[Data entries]

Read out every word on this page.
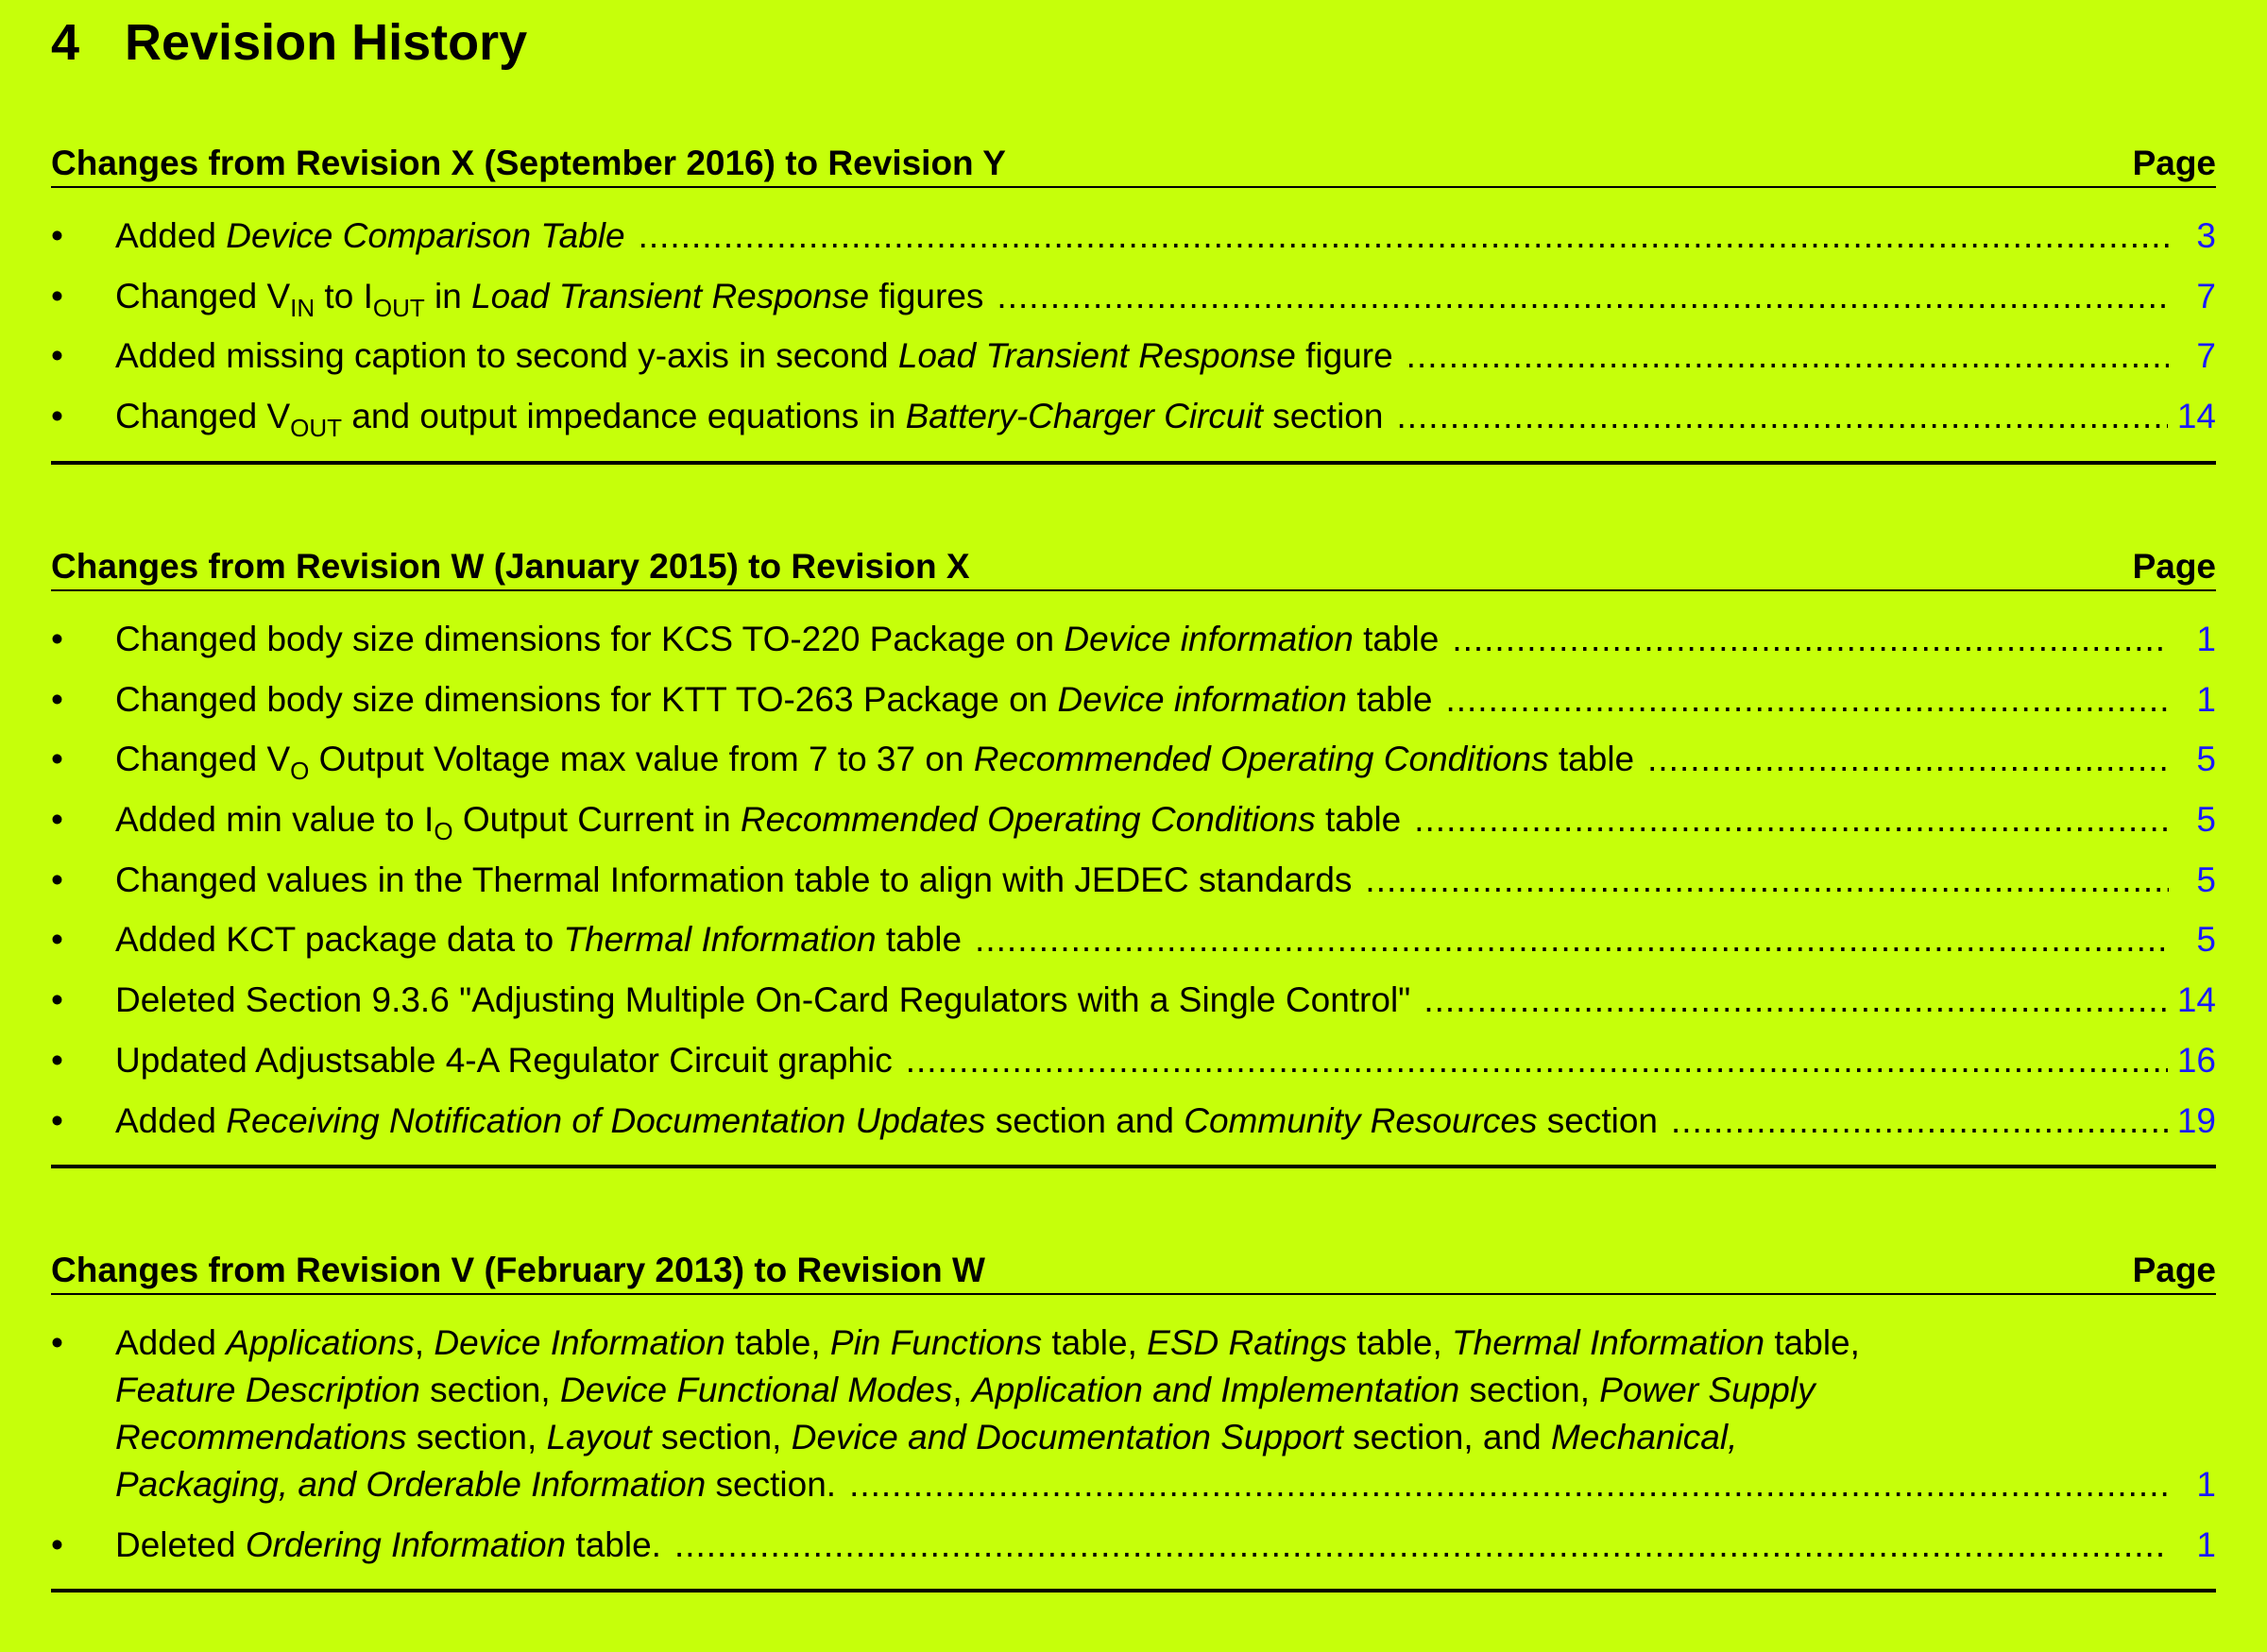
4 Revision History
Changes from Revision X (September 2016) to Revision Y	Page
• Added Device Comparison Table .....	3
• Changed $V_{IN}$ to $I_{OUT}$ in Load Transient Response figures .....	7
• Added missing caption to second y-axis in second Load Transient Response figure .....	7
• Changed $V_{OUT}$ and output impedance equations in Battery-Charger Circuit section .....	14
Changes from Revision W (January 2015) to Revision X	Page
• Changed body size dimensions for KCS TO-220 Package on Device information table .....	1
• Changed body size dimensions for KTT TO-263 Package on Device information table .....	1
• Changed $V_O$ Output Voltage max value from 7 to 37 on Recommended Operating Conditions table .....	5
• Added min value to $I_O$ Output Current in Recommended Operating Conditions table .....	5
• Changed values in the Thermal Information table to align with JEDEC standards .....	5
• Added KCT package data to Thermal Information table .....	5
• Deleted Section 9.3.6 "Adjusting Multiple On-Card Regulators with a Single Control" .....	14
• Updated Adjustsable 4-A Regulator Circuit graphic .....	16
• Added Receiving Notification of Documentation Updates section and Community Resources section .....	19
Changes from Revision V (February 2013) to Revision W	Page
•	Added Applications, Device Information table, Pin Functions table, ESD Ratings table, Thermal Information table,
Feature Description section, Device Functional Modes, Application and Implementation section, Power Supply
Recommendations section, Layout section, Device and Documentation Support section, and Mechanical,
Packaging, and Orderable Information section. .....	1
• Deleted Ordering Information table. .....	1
...
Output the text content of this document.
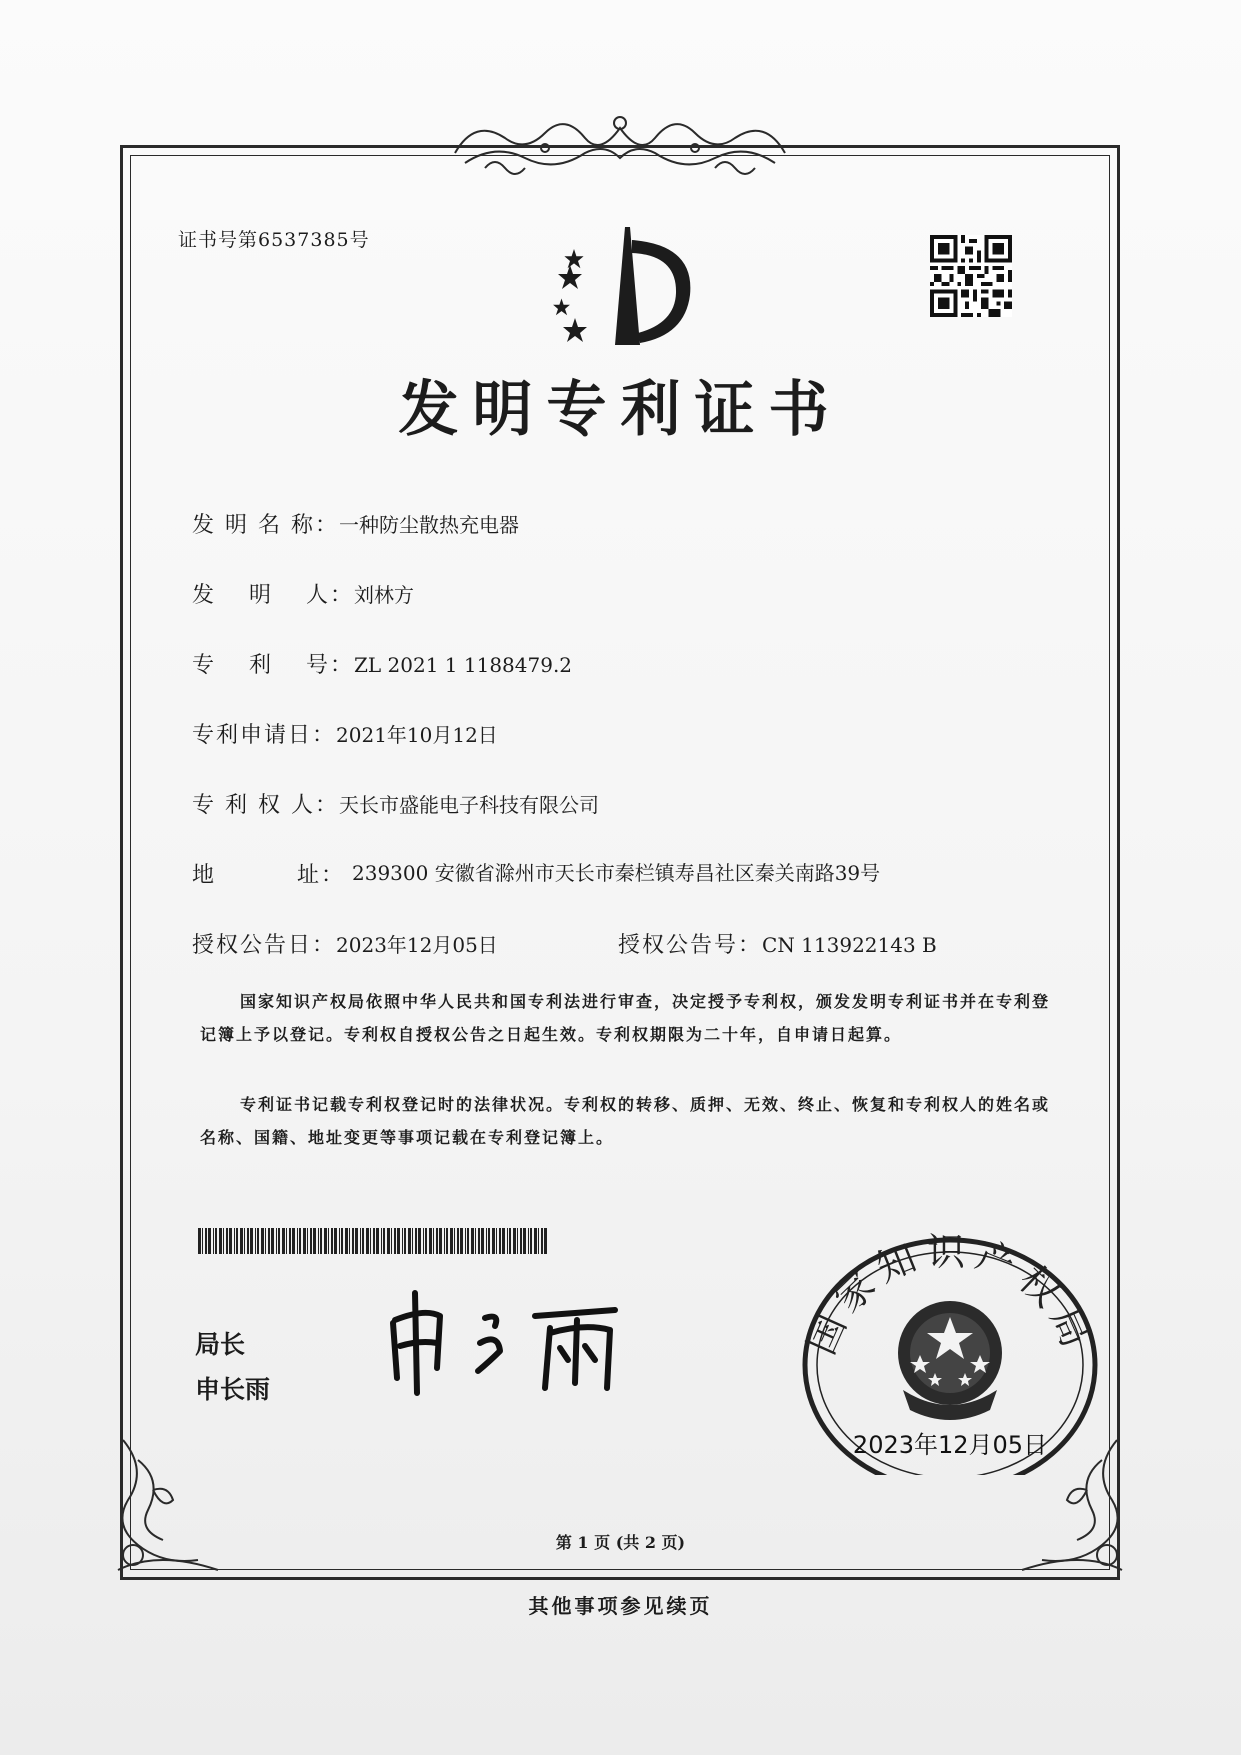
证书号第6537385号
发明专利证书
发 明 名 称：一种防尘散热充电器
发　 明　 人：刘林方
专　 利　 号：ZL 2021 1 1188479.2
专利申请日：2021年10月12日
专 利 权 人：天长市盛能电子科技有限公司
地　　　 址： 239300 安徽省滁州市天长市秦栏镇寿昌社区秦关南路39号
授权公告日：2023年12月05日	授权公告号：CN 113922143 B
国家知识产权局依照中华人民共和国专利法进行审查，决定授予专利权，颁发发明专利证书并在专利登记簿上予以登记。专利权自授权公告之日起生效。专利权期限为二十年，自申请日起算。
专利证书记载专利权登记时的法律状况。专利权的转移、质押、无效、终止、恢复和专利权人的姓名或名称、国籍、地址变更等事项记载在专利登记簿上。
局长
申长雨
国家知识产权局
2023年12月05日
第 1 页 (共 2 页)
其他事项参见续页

*THE EXERCISE*.
Select all lines in the listing above where the word "Load" appears, and show them.

*CORRECT RESPONSE*.
• Changed $V_{IN}$ to $I_{OUT}$ in Load Transient Response figures .....	7
• Added missing caption to second y-axis in second Load Transient Response figure .....	7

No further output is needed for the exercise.